For each line of the data below that holds "this", copy the line.

>> START GIVEN ENTRIES

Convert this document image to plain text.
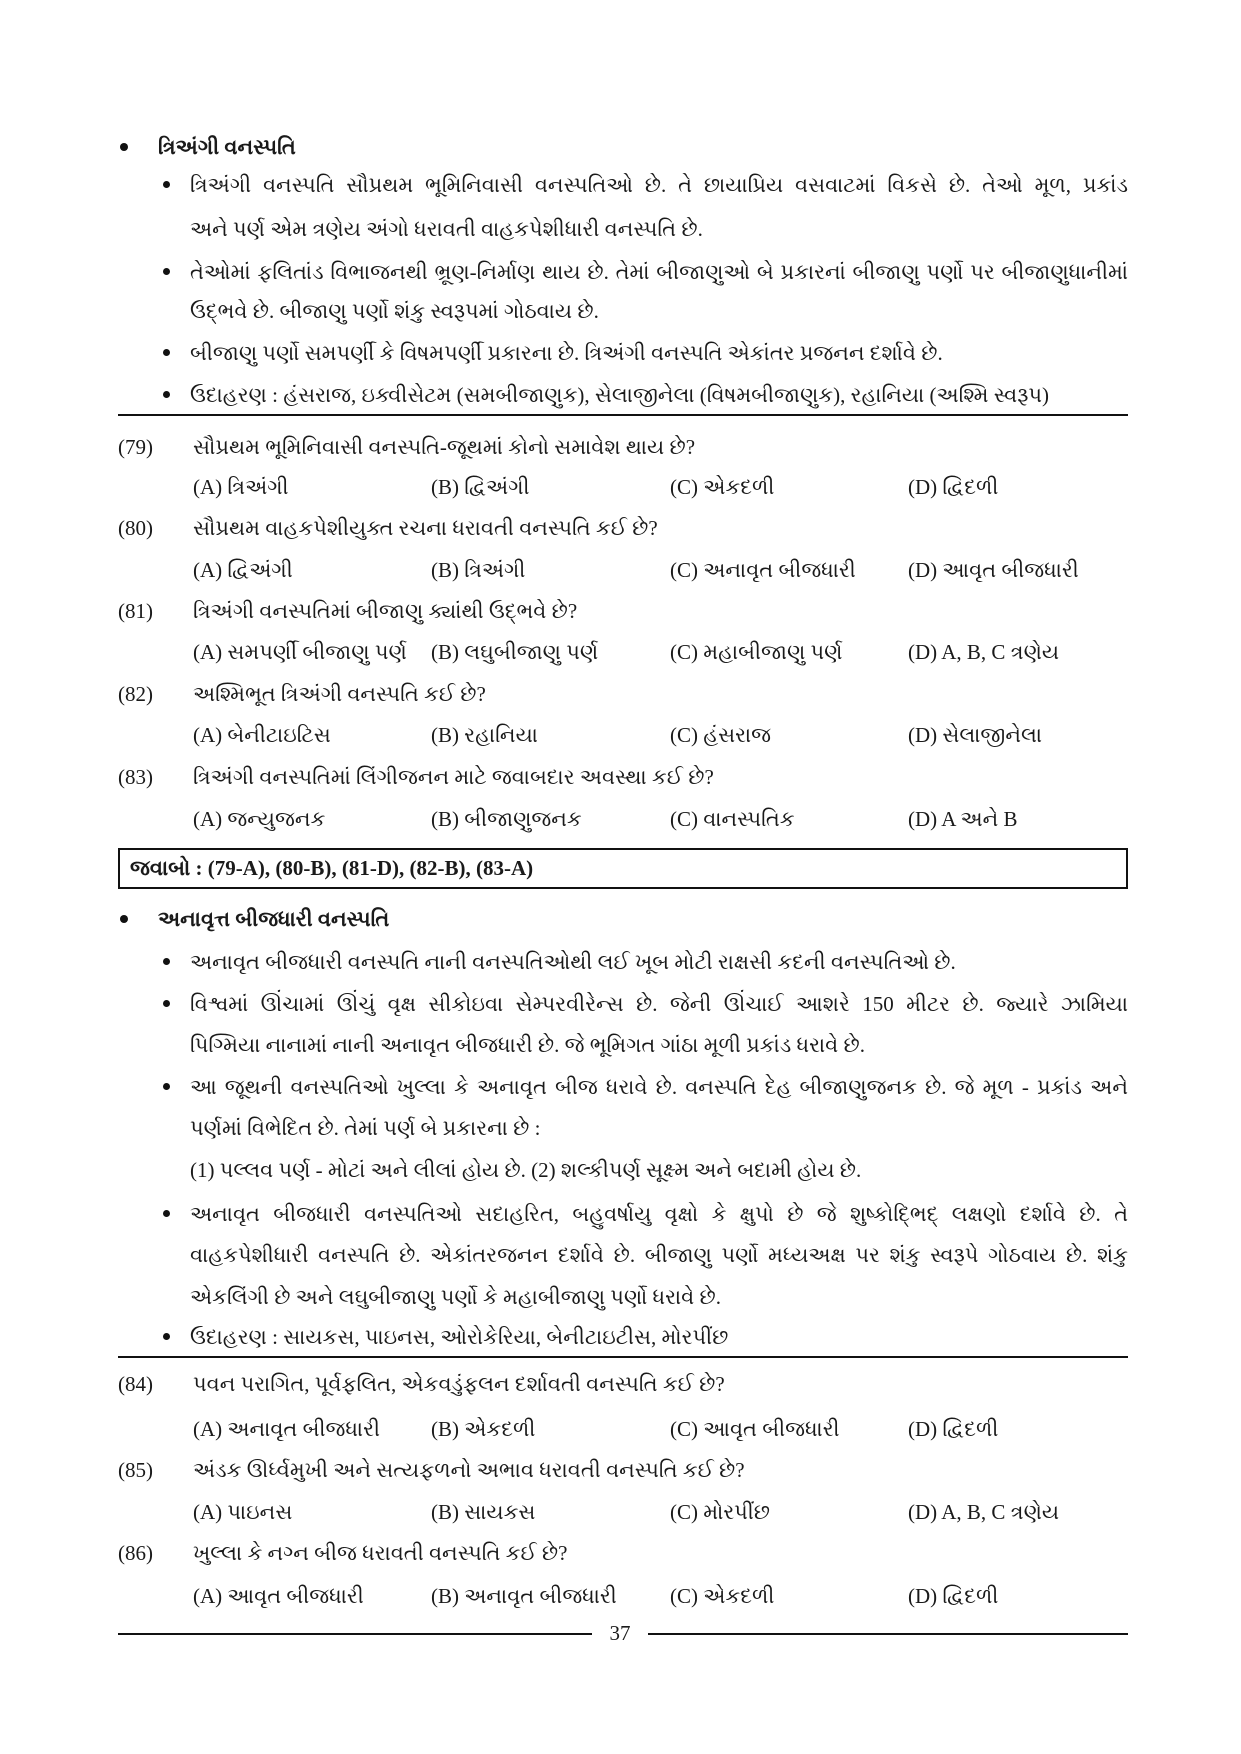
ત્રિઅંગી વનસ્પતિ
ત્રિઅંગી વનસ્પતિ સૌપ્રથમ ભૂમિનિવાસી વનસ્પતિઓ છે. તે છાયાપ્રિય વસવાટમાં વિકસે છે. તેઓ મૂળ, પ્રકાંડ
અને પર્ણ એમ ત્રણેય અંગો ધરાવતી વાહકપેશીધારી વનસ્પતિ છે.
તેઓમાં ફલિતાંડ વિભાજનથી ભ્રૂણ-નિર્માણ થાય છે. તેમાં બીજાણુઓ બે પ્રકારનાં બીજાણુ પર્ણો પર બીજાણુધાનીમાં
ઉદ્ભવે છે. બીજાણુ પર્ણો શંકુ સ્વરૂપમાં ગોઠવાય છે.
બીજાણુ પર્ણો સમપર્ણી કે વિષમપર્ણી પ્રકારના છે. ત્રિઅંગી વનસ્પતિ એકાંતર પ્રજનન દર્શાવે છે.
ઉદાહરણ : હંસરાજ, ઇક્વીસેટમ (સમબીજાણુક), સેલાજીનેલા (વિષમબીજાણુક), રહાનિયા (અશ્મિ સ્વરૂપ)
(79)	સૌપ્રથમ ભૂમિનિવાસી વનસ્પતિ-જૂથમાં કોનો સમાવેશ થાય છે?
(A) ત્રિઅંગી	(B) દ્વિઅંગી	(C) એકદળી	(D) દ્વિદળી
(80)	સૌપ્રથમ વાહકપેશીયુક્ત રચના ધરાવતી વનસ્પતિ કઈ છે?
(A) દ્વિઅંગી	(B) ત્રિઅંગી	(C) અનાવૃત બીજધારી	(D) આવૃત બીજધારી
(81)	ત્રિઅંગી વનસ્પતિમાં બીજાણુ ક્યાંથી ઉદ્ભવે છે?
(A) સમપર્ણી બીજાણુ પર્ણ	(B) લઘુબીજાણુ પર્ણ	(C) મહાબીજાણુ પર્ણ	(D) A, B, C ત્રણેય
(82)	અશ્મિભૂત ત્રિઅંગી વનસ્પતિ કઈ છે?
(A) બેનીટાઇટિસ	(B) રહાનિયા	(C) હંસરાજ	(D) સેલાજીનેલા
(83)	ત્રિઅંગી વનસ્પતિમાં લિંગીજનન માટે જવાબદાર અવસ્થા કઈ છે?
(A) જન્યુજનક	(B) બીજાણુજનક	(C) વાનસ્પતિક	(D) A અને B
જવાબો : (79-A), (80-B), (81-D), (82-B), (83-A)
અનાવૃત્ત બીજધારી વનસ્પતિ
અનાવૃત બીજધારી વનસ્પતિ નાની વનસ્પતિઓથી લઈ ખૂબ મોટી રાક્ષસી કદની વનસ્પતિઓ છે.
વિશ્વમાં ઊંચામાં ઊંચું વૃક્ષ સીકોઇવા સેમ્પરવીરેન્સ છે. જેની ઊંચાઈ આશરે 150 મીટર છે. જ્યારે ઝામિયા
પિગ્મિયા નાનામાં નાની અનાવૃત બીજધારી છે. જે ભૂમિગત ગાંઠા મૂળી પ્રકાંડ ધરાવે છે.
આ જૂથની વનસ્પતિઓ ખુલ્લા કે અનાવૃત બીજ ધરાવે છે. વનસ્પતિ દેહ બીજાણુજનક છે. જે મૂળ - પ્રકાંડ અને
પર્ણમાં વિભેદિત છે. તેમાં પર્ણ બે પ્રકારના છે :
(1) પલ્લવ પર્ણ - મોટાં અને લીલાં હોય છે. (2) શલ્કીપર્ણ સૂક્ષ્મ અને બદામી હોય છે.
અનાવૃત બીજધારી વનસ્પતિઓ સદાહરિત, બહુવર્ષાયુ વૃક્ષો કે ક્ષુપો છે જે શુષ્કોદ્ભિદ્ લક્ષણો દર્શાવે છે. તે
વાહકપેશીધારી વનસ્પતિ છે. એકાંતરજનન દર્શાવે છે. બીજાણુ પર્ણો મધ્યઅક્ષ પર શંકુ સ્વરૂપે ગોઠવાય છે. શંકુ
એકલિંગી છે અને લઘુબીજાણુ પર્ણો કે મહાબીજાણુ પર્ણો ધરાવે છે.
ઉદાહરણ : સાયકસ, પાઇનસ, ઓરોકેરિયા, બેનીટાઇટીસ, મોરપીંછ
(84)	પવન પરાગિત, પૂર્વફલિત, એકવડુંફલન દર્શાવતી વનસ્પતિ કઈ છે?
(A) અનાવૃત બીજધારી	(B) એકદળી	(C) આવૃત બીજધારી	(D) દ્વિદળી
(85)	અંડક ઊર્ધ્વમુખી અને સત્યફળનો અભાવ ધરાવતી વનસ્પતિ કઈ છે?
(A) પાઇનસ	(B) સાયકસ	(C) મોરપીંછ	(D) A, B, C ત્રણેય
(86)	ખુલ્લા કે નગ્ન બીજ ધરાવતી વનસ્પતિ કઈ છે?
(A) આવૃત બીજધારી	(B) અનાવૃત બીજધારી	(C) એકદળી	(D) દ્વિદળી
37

>> END GIVEN ENTRIES
>> START GIVEN ENTRIES

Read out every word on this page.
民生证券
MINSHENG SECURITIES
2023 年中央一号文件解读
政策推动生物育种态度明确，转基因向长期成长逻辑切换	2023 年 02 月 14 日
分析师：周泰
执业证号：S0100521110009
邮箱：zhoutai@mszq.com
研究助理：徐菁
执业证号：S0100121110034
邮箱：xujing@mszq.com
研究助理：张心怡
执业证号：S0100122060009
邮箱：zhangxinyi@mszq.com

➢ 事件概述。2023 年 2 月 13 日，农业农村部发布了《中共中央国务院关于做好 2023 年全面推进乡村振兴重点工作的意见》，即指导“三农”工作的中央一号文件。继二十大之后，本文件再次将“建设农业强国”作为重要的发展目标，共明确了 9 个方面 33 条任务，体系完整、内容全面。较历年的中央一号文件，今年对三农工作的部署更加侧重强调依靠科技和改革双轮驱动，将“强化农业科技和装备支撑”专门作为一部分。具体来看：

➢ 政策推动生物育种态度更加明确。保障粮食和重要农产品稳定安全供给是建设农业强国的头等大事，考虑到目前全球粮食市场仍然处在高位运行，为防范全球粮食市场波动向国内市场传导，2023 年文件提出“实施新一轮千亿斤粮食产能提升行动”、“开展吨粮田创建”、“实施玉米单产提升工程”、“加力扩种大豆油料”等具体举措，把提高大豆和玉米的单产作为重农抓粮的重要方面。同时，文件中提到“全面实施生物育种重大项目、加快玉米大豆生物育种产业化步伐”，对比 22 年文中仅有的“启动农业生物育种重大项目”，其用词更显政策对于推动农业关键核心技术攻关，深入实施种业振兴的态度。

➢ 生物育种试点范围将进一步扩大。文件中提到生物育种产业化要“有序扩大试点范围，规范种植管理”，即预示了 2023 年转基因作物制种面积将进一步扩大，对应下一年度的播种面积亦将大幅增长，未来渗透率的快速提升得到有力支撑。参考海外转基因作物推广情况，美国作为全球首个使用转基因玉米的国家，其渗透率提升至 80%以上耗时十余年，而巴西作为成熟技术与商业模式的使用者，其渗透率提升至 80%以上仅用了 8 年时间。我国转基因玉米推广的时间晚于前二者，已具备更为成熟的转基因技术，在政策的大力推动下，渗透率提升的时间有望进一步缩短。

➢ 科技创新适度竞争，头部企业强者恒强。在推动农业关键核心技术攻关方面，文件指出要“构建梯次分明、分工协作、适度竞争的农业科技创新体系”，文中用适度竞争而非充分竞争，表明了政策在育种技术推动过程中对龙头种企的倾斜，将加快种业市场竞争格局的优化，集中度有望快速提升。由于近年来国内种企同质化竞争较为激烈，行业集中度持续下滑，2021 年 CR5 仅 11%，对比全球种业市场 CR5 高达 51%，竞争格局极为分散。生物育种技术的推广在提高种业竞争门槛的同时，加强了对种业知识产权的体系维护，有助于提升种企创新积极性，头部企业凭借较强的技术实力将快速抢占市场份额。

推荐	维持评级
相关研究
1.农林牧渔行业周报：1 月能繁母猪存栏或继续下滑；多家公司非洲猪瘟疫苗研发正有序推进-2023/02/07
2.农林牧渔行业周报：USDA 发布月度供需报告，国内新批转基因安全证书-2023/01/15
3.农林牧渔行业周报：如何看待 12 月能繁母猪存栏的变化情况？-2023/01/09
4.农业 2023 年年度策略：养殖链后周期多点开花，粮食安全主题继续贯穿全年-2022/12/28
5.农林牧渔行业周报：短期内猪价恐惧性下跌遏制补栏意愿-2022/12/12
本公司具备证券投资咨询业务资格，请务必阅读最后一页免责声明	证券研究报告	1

>> END GIVEN ENTRIES
>> START GIVEN ENTRIES

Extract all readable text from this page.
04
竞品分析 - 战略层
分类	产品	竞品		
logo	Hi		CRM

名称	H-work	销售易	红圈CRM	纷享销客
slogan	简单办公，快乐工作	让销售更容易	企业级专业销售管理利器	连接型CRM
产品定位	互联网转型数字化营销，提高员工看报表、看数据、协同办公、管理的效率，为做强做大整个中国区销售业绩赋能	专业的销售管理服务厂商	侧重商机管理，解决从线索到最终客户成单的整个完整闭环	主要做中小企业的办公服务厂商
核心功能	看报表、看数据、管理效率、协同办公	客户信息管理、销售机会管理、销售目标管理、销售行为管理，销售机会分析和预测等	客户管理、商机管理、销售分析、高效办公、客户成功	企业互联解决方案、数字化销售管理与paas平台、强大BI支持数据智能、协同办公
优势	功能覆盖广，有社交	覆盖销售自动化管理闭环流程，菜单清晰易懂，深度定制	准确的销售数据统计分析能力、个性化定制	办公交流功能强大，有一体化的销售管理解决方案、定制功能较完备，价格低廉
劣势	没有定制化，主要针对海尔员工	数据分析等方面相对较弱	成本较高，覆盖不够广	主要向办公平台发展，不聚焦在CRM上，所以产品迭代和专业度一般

>> END GIVEN ENTRIES

• EXERCISE RESPONSE
Convert this document image to plain text.
Read out every word on this page.
Extract all readable text from this page.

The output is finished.